Extracted text |
□ □ □ □ □ □ □

Anna Isabella Gonzaga (12 February 1655 – 11 August 1703), was a Duchess consort of Mantua and Montferrat and heir of the Duchy of Guastalla, including Luzzara and Reggiolo; married in 1671 to Ferdinando Carlo Gonzaga, Duke of Mantua and Montferrat. She was the regent of Mantua in the absence of her spouse in 1691-1692, and during the War of the Spanish Succession in 1702-1703.

Life
Anna Isabella Gonzaga was the daughter of Ferrante III Gonzaga, Duke of Guastalla, and Princess Margherita d'Este (1619–1692), daughter of Alfonso III d'Este, Duke of Modena. As the eldest of two daughters, she was the heir of the Duchy of Guastalla and Luzzara Reggiolo, areas which had long been a source of conflict between the two Gonzaga lines: the Gonzagas of  Guastalla and the Gonzagas of Mantua. In 1671, she was married to Ferdinando Carlo Gonzaga. The marriage was arranged by her aunt, the empress dowager Eleanor Gonzaga, and the purpose was to unite the two Gonzaga lines. The marriage was childless.

□ □ □ □ □ □ □

Source data |
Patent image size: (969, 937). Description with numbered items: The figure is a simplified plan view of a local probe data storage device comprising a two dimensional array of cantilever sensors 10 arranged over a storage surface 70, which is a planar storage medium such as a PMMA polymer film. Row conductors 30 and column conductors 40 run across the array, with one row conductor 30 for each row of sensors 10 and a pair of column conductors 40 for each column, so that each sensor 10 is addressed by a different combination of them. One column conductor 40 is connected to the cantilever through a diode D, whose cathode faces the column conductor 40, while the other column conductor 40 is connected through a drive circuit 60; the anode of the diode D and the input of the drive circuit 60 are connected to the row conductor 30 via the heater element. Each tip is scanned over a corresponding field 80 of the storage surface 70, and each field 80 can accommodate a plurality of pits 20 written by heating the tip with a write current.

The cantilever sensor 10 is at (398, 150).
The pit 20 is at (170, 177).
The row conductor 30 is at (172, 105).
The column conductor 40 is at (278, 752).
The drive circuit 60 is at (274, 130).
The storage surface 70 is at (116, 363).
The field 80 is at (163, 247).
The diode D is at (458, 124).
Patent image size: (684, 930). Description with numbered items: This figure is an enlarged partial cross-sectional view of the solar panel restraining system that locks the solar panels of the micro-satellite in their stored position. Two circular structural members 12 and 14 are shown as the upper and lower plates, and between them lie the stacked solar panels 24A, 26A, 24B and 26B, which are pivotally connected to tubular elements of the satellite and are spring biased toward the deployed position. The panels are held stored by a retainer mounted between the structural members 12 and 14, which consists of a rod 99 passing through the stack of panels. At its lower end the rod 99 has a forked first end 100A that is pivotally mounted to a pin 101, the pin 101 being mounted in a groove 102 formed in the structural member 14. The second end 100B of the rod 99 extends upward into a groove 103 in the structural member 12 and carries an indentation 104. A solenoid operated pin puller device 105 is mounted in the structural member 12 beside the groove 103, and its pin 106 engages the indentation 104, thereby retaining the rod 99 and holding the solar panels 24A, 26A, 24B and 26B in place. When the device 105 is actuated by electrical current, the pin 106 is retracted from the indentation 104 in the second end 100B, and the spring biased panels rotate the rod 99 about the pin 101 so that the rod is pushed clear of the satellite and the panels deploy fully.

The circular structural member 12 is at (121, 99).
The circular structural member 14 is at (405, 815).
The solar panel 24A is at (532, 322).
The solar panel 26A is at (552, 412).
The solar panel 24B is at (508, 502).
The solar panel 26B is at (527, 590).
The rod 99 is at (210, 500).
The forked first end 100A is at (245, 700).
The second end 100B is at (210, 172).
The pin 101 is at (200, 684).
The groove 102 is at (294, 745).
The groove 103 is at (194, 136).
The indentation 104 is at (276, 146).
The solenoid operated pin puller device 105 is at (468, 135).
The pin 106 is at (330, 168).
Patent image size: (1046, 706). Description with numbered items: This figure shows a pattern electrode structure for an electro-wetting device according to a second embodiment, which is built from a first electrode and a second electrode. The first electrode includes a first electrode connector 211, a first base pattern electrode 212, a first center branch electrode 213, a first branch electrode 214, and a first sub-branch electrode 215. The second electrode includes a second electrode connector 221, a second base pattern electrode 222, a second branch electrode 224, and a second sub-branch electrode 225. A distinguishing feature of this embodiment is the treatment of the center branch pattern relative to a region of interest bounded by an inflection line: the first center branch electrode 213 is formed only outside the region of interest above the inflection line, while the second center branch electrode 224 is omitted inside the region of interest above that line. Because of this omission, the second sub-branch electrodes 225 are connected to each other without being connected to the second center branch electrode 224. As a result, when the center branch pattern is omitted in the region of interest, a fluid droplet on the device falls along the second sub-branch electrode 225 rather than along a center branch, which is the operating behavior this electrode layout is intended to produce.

□ □ □ □ □ □ □

Assignment |
Do these statements agree with the text on Anna Isabella Gonzaga? For each, answer yes or no and quote the words from the text that decide it. 1. She was the younger of two daughters. 2. Her aunt arranged her marriage. 3. She and Ferdinando Carlo Gonzaga had children.

Response area |
1. No: "As the eldest of two daughters"
2. Yes: "The marriage was arranged by her aunt, the empress dowager Eleanor Gonzaga"
3. No: "The marriage was childless."